DATA SUPPLIED:
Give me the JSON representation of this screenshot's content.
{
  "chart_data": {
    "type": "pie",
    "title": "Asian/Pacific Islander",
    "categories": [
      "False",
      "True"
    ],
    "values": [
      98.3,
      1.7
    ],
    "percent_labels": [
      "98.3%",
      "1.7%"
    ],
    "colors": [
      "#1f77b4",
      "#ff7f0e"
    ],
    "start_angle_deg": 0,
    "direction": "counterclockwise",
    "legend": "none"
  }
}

==

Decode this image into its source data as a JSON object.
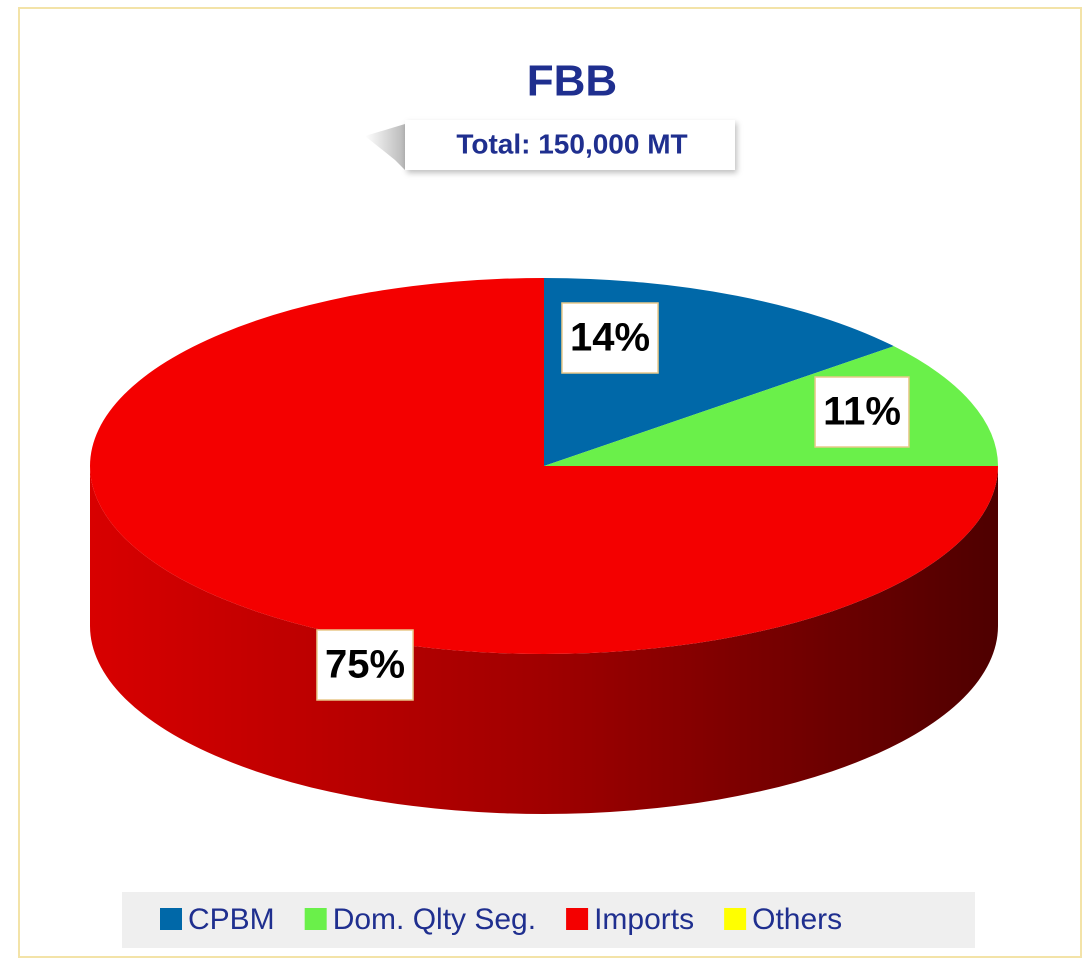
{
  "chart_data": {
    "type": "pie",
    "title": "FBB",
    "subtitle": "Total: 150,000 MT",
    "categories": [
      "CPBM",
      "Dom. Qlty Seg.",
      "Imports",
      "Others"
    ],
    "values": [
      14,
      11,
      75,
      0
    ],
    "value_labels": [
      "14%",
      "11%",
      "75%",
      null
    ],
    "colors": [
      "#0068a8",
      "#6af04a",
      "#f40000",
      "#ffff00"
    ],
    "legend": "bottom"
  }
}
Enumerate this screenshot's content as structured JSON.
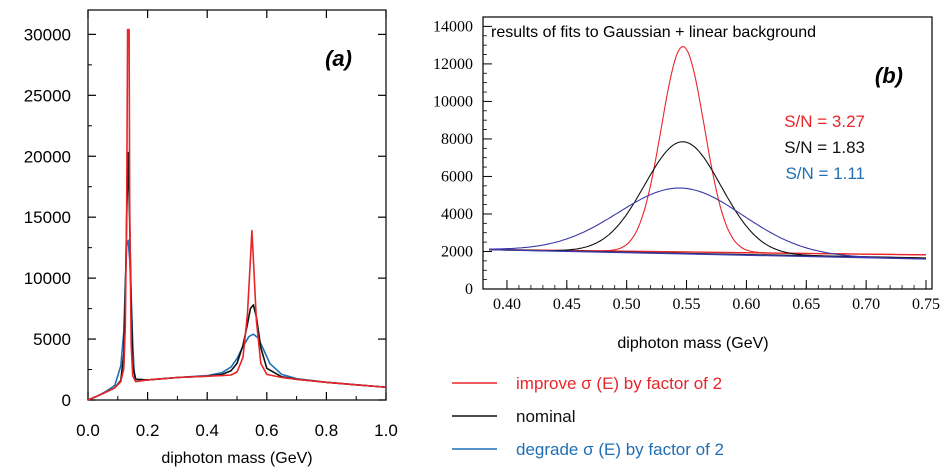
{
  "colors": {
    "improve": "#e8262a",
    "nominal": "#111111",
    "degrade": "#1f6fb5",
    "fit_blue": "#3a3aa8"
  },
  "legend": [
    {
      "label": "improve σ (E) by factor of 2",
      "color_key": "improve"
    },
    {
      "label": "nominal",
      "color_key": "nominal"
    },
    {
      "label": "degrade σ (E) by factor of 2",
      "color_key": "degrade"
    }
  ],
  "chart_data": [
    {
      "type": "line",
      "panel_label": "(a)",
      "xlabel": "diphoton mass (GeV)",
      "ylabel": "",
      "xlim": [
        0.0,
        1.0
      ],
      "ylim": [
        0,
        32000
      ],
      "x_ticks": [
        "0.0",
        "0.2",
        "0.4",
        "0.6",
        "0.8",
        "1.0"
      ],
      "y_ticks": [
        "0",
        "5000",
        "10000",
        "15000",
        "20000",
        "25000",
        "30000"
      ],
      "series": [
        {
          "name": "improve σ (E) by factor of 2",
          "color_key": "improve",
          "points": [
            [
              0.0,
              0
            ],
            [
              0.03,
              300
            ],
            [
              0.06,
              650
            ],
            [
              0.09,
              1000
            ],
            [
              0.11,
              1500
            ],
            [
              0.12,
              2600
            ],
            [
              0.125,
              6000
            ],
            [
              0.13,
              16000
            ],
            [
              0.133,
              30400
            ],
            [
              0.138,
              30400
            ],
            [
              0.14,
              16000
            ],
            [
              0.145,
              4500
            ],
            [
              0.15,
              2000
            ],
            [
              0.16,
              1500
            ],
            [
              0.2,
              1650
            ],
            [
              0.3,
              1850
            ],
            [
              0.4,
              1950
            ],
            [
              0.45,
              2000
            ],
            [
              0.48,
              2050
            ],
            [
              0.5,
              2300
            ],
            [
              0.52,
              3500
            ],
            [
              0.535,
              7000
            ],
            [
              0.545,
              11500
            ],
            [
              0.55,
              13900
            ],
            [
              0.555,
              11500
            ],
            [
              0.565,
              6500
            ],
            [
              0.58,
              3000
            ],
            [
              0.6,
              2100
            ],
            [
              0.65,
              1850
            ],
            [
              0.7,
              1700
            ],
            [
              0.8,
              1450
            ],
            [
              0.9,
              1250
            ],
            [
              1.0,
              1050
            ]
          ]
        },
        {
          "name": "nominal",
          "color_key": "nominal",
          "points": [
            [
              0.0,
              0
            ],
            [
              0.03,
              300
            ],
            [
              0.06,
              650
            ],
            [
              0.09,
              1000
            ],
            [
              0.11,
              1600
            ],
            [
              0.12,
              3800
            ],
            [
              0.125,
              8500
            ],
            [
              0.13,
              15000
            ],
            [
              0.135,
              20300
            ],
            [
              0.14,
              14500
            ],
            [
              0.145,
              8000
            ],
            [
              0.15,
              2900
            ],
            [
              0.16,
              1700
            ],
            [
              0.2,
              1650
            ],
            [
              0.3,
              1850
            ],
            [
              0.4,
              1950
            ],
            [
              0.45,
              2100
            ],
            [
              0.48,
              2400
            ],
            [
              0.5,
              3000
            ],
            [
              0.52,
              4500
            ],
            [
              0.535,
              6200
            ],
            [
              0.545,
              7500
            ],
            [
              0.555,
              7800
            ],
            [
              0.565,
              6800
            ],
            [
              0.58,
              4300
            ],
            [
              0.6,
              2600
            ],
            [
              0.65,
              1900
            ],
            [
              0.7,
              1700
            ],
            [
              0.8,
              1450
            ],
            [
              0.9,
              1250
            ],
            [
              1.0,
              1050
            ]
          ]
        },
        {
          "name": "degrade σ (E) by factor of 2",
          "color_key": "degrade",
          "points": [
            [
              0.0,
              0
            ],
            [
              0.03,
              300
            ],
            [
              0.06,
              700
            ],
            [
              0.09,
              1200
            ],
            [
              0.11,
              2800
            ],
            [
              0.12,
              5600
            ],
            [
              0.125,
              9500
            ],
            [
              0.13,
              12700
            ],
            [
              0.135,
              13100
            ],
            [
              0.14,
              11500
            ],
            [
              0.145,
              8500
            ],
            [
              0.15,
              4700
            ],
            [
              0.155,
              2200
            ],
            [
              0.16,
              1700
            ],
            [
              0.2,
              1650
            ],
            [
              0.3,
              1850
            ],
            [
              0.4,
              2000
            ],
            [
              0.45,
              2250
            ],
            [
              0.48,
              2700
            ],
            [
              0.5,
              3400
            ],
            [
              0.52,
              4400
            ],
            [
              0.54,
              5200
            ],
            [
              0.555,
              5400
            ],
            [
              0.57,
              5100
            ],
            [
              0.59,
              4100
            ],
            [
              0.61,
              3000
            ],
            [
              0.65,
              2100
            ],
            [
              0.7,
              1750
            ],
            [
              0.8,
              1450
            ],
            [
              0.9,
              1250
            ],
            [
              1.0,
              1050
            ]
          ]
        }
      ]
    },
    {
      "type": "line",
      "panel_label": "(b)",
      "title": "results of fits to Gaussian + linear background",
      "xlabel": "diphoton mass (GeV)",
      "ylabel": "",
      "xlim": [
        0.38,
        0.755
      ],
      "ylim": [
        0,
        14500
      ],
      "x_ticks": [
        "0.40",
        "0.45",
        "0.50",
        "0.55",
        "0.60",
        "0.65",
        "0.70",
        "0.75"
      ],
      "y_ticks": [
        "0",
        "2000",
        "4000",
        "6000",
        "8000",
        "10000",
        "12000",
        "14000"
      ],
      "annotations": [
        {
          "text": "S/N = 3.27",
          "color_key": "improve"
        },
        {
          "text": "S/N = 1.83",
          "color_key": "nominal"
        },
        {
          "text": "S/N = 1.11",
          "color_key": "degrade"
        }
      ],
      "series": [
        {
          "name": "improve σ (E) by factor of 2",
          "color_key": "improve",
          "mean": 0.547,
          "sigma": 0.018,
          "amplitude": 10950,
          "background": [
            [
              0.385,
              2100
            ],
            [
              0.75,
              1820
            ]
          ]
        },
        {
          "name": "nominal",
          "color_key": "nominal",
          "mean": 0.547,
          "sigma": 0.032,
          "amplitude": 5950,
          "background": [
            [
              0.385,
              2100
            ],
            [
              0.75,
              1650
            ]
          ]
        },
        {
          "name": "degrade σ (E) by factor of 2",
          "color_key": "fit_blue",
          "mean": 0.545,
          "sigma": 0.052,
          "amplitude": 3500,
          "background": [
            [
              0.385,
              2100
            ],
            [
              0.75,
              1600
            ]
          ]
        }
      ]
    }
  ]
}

* * *

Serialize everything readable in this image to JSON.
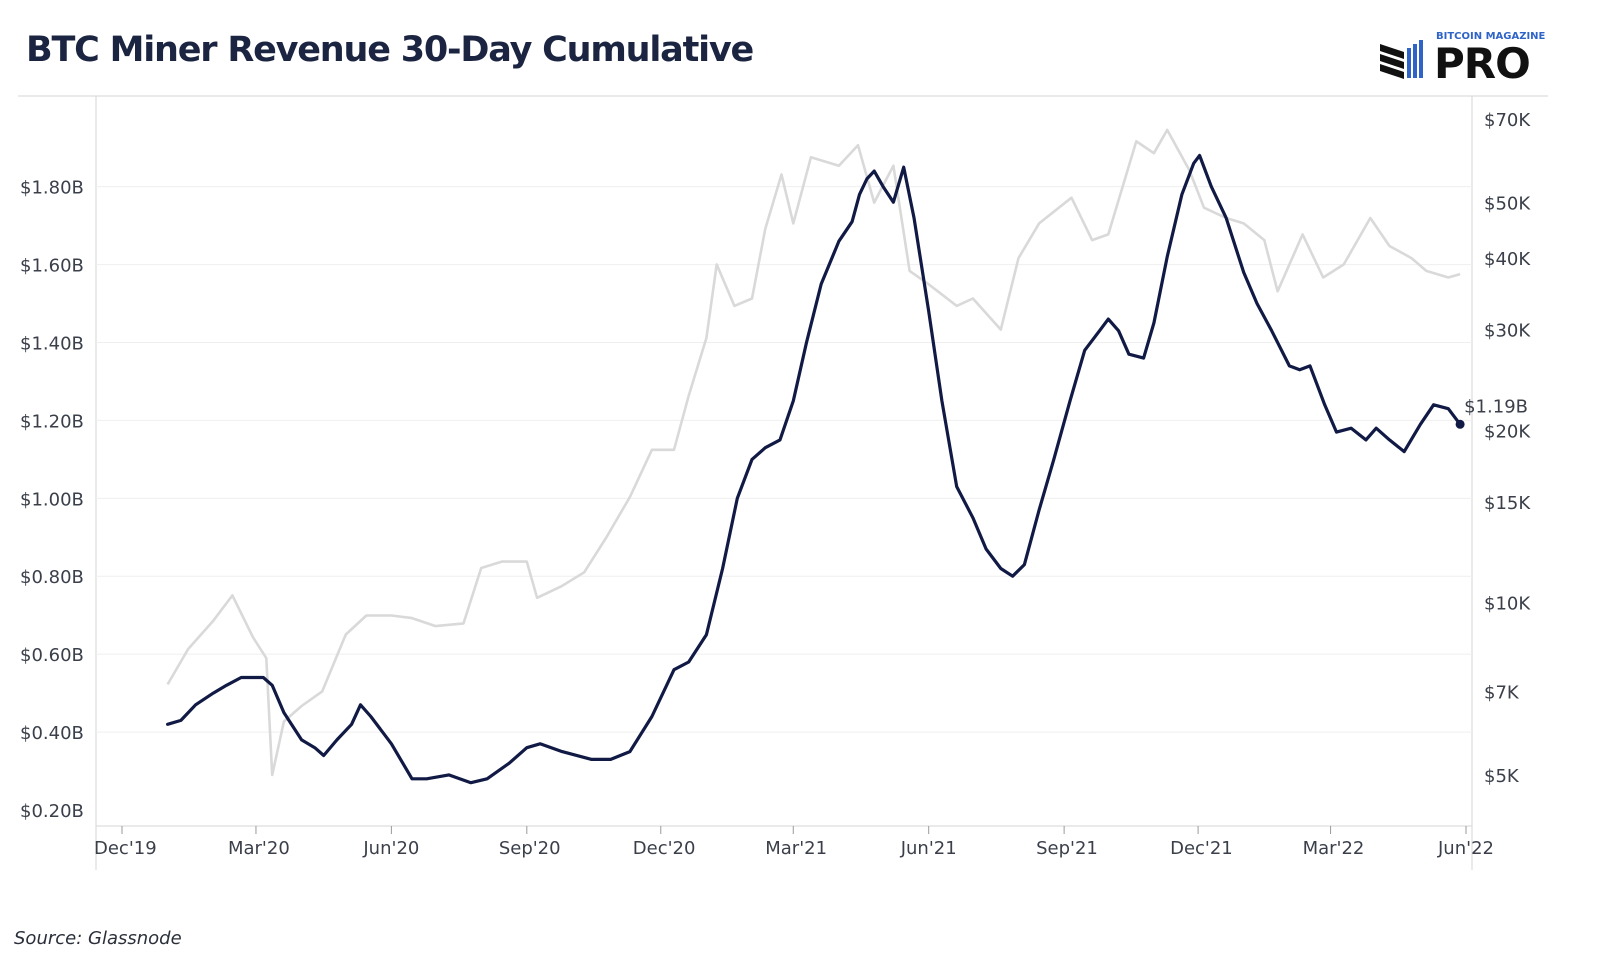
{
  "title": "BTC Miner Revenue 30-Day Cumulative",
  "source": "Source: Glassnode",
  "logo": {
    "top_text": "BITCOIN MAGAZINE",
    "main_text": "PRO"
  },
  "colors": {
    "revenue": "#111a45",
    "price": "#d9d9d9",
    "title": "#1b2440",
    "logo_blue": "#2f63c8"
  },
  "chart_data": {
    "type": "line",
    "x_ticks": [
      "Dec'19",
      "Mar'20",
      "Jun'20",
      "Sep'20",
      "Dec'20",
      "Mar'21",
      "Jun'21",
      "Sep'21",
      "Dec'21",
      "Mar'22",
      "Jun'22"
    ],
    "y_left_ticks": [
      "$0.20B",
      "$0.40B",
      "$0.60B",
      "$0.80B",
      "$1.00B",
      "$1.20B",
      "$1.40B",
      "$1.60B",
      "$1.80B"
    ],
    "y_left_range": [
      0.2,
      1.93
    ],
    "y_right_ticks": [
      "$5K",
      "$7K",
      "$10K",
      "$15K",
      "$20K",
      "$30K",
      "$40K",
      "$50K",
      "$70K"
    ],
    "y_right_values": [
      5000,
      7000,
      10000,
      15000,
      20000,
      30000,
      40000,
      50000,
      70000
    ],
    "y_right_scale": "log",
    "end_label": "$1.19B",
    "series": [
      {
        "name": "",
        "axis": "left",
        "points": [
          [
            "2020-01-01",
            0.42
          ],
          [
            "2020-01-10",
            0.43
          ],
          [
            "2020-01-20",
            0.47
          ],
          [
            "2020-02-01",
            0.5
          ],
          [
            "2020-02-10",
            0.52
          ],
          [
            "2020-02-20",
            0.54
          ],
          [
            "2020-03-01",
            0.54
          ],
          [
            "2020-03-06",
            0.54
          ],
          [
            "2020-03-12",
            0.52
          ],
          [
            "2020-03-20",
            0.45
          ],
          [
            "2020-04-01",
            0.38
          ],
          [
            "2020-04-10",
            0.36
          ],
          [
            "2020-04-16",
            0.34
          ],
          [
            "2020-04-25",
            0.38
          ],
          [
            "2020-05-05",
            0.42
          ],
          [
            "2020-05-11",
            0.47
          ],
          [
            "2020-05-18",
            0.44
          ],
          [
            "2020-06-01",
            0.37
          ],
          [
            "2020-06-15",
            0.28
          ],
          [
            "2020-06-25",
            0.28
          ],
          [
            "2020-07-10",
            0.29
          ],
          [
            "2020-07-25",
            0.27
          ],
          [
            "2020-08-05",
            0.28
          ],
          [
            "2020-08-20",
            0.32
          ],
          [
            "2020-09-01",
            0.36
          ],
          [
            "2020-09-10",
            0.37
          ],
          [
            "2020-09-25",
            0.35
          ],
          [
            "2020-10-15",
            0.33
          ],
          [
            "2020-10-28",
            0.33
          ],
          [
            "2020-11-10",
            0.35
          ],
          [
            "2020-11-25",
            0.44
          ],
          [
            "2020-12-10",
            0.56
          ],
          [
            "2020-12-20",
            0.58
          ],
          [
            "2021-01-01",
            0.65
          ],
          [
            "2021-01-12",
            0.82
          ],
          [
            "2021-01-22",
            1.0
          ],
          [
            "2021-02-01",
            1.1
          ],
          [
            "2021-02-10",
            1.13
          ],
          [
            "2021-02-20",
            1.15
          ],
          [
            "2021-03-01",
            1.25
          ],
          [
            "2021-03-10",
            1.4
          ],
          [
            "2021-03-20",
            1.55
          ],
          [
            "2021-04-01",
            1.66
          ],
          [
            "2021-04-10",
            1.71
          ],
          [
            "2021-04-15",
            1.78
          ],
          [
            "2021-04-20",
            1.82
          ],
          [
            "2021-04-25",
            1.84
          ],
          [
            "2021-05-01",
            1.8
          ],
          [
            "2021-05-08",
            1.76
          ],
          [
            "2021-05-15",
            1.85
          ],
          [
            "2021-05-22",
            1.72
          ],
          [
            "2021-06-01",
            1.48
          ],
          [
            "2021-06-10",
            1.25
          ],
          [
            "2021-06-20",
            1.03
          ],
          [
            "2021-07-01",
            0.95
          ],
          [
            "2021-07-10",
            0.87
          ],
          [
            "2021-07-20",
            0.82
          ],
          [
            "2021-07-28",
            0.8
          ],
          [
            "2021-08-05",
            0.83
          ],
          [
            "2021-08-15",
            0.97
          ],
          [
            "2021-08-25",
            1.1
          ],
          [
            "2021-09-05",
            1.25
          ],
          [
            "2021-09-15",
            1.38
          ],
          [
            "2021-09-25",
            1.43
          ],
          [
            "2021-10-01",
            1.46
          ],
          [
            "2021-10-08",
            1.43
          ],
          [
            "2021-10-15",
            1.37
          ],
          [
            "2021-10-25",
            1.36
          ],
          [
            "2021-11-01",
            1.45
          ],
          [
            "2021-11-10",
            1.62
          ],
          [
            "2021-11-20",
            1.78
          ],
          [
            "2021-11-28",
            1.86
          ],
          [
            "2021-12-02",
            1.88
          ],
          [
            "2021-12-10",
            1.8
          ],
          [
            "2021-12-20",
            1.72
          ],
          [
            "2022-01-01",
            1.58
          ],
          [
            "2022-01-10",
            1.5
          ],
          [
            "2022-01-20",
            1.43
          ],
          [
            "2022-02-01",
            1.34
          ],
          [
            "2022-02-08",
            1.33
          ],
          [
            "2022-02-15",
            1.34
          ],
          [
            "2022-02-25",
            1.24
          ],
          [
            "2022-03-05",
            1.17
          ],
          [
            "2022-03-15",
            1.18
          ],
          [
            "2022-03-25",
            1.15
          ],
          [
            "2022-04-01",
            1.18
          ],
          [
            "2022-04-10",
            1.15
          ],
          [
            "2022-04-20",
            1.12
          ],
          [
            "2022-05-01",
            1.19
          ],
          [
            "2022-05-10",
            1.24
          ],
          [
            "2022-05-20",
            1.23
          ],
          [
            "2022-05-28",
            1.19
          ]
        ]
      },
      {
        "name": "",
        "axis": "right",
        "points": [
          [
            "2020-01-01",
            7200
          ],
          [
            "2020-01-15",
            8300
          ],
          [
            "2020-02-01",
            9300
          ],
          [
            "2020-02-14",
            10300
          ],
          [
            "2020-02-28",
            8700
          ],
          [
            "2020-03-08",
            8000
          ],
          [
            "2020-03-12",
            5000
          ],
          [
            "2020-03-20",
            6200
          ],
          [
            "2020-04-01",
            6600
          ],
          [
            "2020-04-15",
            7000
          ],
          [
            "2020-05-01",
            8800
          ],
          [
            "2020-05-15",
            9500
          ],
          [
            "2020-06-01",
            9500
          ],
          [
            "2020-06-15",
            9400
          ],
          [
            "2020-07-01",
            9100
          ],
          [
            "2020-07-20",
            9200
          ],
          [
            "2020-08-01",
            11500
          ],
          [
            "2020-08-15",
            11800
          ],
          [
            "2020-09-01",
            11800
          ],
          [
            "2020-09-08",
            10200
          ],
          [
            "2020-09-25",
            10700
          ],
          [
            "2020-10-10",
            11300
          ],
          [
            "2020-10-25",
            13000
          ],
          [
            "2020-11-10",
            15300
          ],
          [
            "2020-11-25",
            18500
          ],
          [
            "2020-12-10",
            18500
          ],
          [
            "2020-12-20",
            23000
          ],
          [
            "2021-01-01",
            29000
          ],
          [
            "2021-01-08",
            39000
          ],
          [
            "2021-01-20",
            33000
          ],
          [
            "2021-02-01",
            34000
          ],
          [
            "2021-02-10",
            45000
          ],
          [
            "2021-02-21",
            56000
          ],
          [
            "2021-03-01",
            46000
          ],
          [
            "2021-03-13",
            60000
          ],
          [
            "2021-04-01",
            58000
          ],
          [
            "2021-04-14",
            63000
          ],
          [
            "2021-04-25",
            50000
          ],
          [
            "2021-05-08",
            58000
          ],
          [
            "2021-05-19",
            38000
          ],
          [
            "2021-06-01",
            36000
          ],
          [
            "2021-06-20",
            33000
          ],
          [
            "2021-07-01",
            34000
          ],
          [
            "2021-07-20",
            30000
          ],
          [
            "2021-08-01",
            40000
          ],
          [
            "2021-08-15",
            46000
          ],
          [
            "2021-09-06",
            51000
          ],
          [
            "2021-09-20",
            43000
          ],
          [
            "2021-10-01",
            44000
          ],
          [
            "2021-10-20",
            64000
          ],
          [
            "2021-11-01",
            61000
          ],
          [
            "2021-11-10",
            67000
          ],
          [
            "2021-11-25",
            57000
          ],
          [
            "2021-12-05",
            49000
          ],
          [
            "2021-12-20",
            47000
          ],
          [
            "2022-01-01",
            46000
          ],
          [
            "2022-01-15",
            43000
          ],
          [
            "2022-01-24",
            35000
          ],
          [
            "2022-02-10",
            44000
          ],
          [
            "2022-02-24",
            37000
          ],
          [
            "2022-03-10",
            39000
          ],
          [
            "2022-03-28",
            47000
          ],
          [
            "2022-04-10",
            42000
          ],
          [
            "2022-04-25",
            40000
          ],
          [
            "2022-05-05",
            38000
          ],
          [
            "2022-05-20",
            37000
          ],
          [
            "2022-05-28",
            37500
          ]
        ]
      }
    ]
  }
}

WORK INSTRUCTIONS: Show the lines of the records that contain the word "amplitude".

SOLUTION TO THIS EXERCISE:
          "amplitude": 10950,
          "amplitude": 5950,
          "amplitude": 3500,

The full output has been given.